**Objective**
Format every line of the data below as a JSON list of strings, one string per line and no blank lines.

Bounding box data

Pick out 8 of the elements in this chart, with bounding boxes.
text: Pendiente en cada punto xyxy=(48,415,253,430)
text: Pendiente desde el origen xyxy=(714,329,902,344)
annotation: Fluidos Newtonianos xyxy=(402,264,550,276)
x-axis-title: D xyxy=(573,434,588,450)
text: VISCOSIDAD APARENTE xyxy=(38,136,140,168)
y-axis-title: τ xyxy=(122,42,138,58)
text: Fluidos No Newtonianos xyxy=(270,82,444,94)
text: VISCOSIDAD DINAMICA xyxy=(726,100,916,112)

**Task solution**
[
  "Pick out 8 of the elements in this chart, with bounding boxes.",
  "text: Pendiente en cada punto xyxy=(48,415,253,430)",
  "text: Pendiente desde el origen xyxy=(714,329,902,344)",
  "annotation: Fluidos Newtonianos xyxy=(402,264,550,276)",
  "x-axis-title: D xyxy=(573,434,588,450)",
  "text: VISCOSIDAD APARENTE xyxy=(38,136,140,168)",
  "y-axis-title: τ xyxy=(122,42,138,58)",
  "text: Fluidos No Newtonianos xyxy=(270,82,444,94)",
  "text: VISCOSIDAD DINAMICA xyxy=(726,100,916,112)"
]